Selected excerpt ::
--------

The Exchange Directory also maintains information about domain NT user IDs. Security for the service account, user mailboxes, and other accounts are all tied to the security contained in the domain SAM. To restore the Directory of the original Exchange server to an offline machine requires access to the SAM from the original domain that the Exchange service account belonged to. To restore the Directory to an offline server, we needed to name the offline server the same as the production server and have a copy of the production server's domain SAM. We had to restore the server to the offline machine while leaving the other machine in operation and still get a copy of the SAM.

Here are the steps we followed:

  1. We installed NT 4.0 on the offline server with the same NT service pack as the original Exchange server and enough disk space for the restore. We gave the server a new unique name (e.g., MAILRESTORE) and made it a BDC to the domain containing the production Exchange service account. By making the restore machine a BDC for this domain, we kept the domain SID and the domain SAM the same. We then unplugged the network cable to remove any chance of damaging the production network.
  2. We used Server Manager to promote the new BDC to become the PDC of the domain, and we rebooted the server. Promoting the BDC let us authenticate access to the original domain while remaining independent of the production network.
  3. When the server came up, we logged on to the domain, opened Server Manager, and removed the account for the production Exchange server. We then added the production server account name back into the domain. We removed and then re-added the production server account to remove its old domain SID from the domain SAM and generate a new, blank one.
  4. We renamed the offline server to the same name as the production Exchange server and rebooted. Be warned that if you rename the server and have already cataloged your restore tape, you need to recatalog the tape.

    To allocate a new domain SID and computer account, we used the name of the production server to reregister the new server with the SAM. With this approach, we're still able to use the production NT computer name.

  5. When the server booted with its new name and SID, we logged on to the server with the Exchange service account from the original domain and installed Exchange. We then used the same organization and site name, making sure to take the option to create a new site and not join the existing site. We also installed the same Exchange service packs and hotfixes we had on the original Exchange server.

--------

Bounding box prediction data

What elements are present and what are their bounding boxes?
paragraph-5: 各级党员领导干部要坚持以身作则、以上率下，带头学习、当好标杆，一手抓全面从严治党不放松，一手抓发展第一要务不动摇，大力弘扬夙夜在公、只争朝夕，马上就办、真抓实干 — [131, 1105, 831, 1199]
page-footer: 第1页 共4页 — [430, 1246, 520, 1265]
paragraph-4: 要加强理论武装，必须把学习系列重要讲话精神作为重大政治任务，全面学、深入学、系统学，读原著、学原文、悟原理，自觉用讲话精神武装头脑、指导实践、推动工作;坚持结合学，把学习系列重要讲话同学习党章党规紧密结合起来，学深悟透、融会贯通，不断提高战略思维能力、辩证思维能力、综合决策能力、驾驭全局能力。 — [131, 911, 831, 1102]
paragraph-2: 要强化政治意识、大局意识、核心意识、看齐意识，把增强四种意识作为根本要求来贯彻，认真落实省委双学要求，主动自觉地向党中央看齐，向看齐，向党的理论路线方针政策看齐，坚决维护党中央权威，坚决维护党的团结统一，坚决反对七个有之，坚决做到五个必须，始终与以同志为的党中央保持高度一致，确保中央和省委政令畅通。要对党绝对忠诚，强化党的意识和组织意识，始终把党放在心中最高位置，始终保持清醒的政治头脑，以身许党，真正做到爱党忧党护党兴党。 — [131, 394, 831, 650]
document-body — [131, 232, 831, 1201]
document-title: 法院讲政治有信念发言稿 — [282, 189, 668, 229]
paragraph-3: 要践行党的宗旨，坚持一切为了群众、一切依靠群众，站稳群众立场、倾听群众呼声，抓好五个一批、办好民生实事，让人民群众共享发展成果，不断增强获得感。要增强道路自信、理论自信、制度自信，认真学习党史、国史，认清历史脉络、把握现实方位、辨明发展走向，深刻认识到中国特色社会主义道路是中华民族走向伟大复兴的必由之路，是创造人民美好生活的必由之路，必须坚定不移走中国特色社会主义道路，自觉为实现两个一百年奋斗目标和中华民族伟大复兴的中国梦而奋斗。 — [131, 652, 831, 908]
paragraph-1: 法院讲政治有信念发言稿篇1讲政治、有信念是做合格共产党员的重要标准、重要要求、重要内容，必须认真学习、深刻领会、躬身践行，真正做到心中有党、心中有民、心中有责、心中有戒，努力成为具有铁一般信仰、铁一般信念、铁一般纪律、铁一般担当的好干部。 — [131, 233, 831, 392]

--------

Activity list ::
a: Decide whether each statement agrees with the Exchange Directory restore text. Answer yes or no for each, and quote the words from the text that settle it. (i) The offline server was made a BDC to the domain containing the production Exchange service account. (ii) The network cable was unplugged only after the new BDC had been promoted to PDC. (iii) When installing Exchange, the existing site was joined.
b: Repeat the Exchange Directory restore text between "To allocate a" and "original Exchange server.", inclusive, and swap "hotfixes" for "patches".
c: Extend the Exchange Directory restore text, starting right after its last sentence.

Answers by task ::
a:
(i) Yes: "made it a BDC to the domain containing the production Exchange service account"
(ii) No: "We then unplugged the network cable to remove any chance of damaging the production network." This step comes before the promotion step.
(iii) No: "making sure to take the option to create a new site and not join the existing site"

b:
To allocate a new domain SID and computer account, we used the name of the production server to reregister the new server with the SAM. With this approach, we're still able to use the production NT computer name.

  5. When the server booted with its new name and SID, we logged on to the server with the Exchange service account from the original domain and installed Exchange. We then used the same organization and site name, making sure to take the option to create a new site and not join the existing site. We also installed the same Exchange service packs and patches we had on the original Exchange server.

c:
  6. The installation created an empty dir.edb. To replace the data and let us locate the missing information, we ran the backup software and restored the dir.edb from the production system to the offline server.
  7. We started the server and retrieved all the membership information we were missing.

Lessons Learned
As a result of this experience, we now maintain an offline PDC of the email domain. We made a Compaq Deskpro class machine a BDC of the email domain, unplugged it from the live network, and promoted it to a PDC. Using a small 8-port hub, we connected the PDC with our MAILRESTORE machine. This action gave us an isolated copy of our email domain for authentication purposes that doesn't affect the production network.

As an additional safety measure, we regularly perform an automatic export of the DLs in the directory. Using a batch job and the Windows AT Scheduler service to run the job, we export all the DLs in the Global Address List (GAL) and save the output as a CSV file for emergencies. The batch file uses the Admin /e switch, then references a CSV file and an Option file to specify the information we want and its format.

You can learn from our experience by remembering these essential points:

  1. Keep track of user information during migrations. One easy way to track user information is to export the contents of each recipient container to a CSV file each week.
  2. Practice restores to an offline server. You never know when you'll need to restore information during a disaster-recovery exercise, and you might need to perform a restore to recover data for other reasons.
  3. Understand the relationship between domain SIDs, machine accounts, machine names, and the information the Exchange Directory Store holds.